--- Data excerpts ---

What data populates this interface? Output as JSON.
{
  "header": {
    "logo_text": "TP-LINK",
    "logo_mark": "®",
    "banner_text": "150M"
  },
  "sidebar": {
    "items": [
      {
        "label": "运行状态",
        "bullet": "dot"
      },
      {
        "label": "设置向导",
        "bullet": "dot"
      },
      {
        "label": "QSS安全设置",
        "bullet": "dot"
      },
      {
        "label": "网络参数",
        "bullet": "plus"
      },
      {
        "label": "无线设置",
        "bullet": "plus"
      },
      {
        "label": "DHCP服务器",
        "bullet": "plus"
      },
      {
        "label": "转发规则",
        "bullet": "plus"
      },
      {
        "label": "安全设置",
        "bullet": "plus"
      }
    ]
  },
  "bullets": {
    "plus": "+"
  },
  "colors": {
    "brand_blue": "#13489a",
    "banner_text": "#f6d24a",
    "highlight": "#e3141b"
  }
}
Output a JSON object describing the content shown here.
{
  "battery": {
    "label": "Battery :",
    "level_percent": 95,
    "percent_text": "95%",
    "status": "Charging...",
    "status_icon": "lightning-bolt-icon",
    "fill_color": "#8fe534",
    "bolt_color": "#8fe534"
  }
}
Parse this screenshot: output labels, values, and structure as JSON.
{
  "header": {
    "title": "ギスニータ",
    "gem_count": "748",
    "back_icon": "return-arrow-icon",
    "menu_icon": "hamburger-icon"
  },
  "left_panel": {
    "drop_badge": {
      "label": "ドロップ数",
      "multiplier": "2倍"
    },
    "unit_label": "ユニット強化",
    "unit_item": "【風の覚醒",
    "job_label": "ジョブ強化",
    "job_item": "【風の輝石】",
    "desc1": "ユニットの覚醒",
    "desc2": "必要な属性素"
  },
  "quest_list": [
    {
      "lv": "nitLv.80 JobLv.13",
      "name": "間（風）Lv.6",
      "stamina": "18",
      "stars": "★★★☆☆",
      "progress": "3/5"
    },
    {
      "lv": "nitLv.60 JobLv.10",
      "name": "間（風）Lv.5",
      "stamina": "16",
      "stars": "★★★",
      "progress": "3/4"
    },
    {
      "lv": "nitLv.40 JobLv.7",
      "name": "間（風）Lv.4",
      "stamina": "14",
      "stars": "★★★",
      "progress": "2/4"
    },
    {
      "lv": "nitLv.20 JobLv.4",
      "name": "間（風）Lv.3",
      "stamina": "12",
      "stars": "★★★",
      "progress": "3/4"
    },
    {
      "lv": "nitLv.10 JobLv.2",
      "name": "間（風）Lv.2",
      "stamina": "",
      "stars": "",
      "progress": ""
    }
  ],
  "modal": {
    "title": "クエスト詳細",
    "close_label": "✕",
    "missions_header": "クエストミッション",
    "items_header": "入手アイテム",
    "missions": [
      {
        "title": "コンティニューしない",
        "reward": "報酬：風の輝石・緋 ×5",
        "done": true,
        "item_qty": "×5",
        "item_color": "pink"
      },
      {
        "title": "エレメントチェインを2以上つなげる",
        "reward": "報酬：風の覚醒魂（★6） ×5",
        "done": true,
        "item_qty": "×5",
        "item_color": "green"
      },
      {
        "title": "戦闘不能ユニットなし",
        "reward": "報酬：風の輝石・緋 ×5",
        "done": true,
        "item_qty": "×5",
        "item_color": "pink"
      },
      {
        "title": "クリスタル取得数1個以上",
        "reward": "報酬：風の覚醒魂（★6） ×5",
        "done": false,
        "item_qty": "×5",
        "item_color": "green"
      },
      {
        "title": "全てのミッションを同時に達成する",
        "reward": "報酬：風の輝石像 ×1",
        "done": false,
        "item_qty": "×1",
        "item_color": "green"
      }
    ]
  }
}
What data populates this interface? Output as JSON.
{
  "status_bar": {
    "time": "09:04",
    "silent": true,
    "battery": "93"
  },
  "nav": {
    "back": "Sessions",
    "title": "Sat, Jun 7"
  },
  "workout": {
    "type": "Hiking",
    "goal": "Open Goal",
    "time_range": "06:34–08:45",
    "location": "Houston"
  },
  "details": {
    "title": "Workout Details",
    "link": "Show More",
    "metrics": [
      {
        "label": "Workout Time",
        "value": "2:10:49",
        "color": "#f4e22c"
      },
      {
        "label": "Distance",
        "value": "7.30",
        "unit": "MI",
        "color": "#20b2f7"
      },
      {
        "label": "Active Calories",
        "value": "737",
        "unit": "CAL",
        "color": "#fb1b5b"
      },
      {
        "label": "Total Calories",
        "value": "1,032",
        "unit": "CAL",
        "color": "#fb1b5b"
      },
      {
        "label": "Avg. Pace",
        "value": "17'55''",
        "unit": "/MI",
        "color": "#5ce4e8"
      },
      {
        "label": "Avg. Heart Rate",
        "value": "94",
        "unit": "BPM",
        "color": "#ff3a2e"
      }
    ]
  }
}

---

— Work required —
Reproduce the listing in full. Keep it exactly as written.

— Output —
What data populates this interface? Output as JSON.
{
  "header": {
    "logo_text": "TP-LINK",
    "logo_mark": "®",
    "banner_text": "150M"
  },
  "sidebar": {
    "items": [
      {
        "label": "运行状态",
        "bullet": "dot"
      },
      {
        "label": "设置向导",
        "bullet": "dot"
      },
      {
        "label": "QSS安全设置",
        "bullet": "dot"
      },
      {
        "label": "网络参数",
        "bullet": "plus"
      },
      {
        "label": "无线设置",
        "bullet": "plus"
      },
      {
        "label": "DHCP服务器",
        "bullet": "plus"
      },
      {
        "label": "转发规则",
        "bullet": "plus"
      },
      {
        "label": "安全设置",
        "bullet": "plus"
      }
    ]
  },
  "bullets": {
    "plus": "+"
  },
  "colors": {
    "brand_blue": "#13489a",
    "banner_text": "#f6d24a",
    "highlight": "#e3141b"
  }
}
Output a JSON object describing the content shown here.
{
  "battery": {
    "label": "Battery :",
    "level_percent": 95,
    "percent_text": "95%",
    "status": "Charging...",
    "status_icon": "lightning-bolt-icon",
    "fill_color": "#8fe534",
    "bolt_color": "#8fe534"
  }
}
Parse this screenshot: output labels, values, and structure as JSON.
{
  "header": {
    "title": "ギスニータ",
    "gem_count": "748",
    "back_icon": "return-arrow-icon",
    "menu_icon": "hamburger-icon"
  },
  "left_panel": {
    "drop_badge": {
      "label": "ドロップ数",
      "multiplier": "2倍"
    },
    "unit_label": "ユニット強化",
    "unit_item": "【風の覚醒",
    "job_label": "ジョブ強化",
    "job_item": "【風の輝石】",
    "desc1": "ユニットの覚醒",
    "desc2": "必要な属性素"
  },
  "quest_list": [
    {
      "lv": "nitLv.80 JobLv.13",
      "name": "間（風）Lv.6",
      "stamina": "18",
      "stars": "★★★☆☆",
      "progress": "3/5"
    },
    {
      "lv": "nitLv.60 JobLv.10",
      "name": "間（風）Lv.5",
      "stamina": "16",
      "stars": "★★★",
      "progress": "3/4"
    },
    {
      "lv": "nitLv.40 JobLv.7",
      "name": "間（風）Lv.4",
      "stamina": "14",
      "stars": "★★★",
      "progress": "2/4"
    },
    {
      "lv": "nitLv.20 JobLv.4",
      "name": "間（風）Lv.3",
      "stamina": "12",
      "stars": "★★★",
      "progress": "3/4"
    },
    {
      "lv": "nitLv.10 JobLv.2",
      "name": "間（風）Lv.2",
      "stamina": "",
      "stars": "",
      "progress": ""
    }
  ],
  "modal": {
    "title": "クエスト詳細",
    "close_label": "✕",
    "missions_header": "クエストミッション",
    "items_header": "入手アイテム",
    "missions": [
      {
        "title": "コンティニューしない",
        "reward": "報酬：風の輝石・緋 ×5",
        "done": true,
        "item_qty": "×5",
        "item_color": "pink"
      },
      {
        "title": "エレメントチェインを2以上つなげる",
        "reward": "報酬：風の覚醒魂（★6） ×5",
        "done": true,
        "item_qty": "×5",
        "item_color": "green"
      },
      {
        "title": "戦闘不能ユニットなし",
        "reward": "報酬：風の輝石・緋 ×5",
        "done": true,
        "item_qty": "×5",
        "item_color": "pink"
      },
      {
        "title": "クリスタル取得数1個以上",
        "reward": "報酬：風の覚醒魂（★6） ×5",
        "done": false,
        "item_qty": "×5",
        "item_color": "green"
      },
      {
        "title": "全てのミッションを同時に達成する",
        "reward": "報酬：風の輝石像 ×1",
        "done": false,
        "item_qty": "×1",
        "item_color": "green"
      }
    ]
  }
}
What data populates this interface? Output as JSON.
{
  "status_bar": {
    "time": "09:04",
    "silent": true,
    "battery": "93"
  },
  "nav": {
    "back": "Sessions",
    "title": "Sat, Jun 7"
  },
  "workout": {
    "type": "Hiking",
    "goal": "Open Goal",
    "time_range": "06:34–08:45",
    "location": "Houston"
  },
  "details": {
    "title": "Workout Details",
    "link": "Show More",
    "metrics": [
      {
        "label": "Workout Time",
        "value": "2:10:49",
        "color": "#f4e22c"
      },
      {
        "label": "Distance",
        "value": "7.30",
        "unit": "MI",
        "color": "#20b2f7"
      },
      {
        "label": "Active Calories",
        "value": "737",
        "unit": "CAL",
        "color": "#fb1b5b"
      },
      {
        "label": "Total Calories",
        "value": "1,032",
        "unit": "CAL",
        "color": "#fb1b5b"
      },
      {
        "label": "Avg. Pace",
        "value": "17'55''",
        "unit": "/MI",
        "color": "#5ce4e8"
      },
      {
        "label": "Avg. Heart Rate",
        "value": "94",
        "unit": "BPM",
        "color": "#ff3a2e"
      }
    ]
  }
}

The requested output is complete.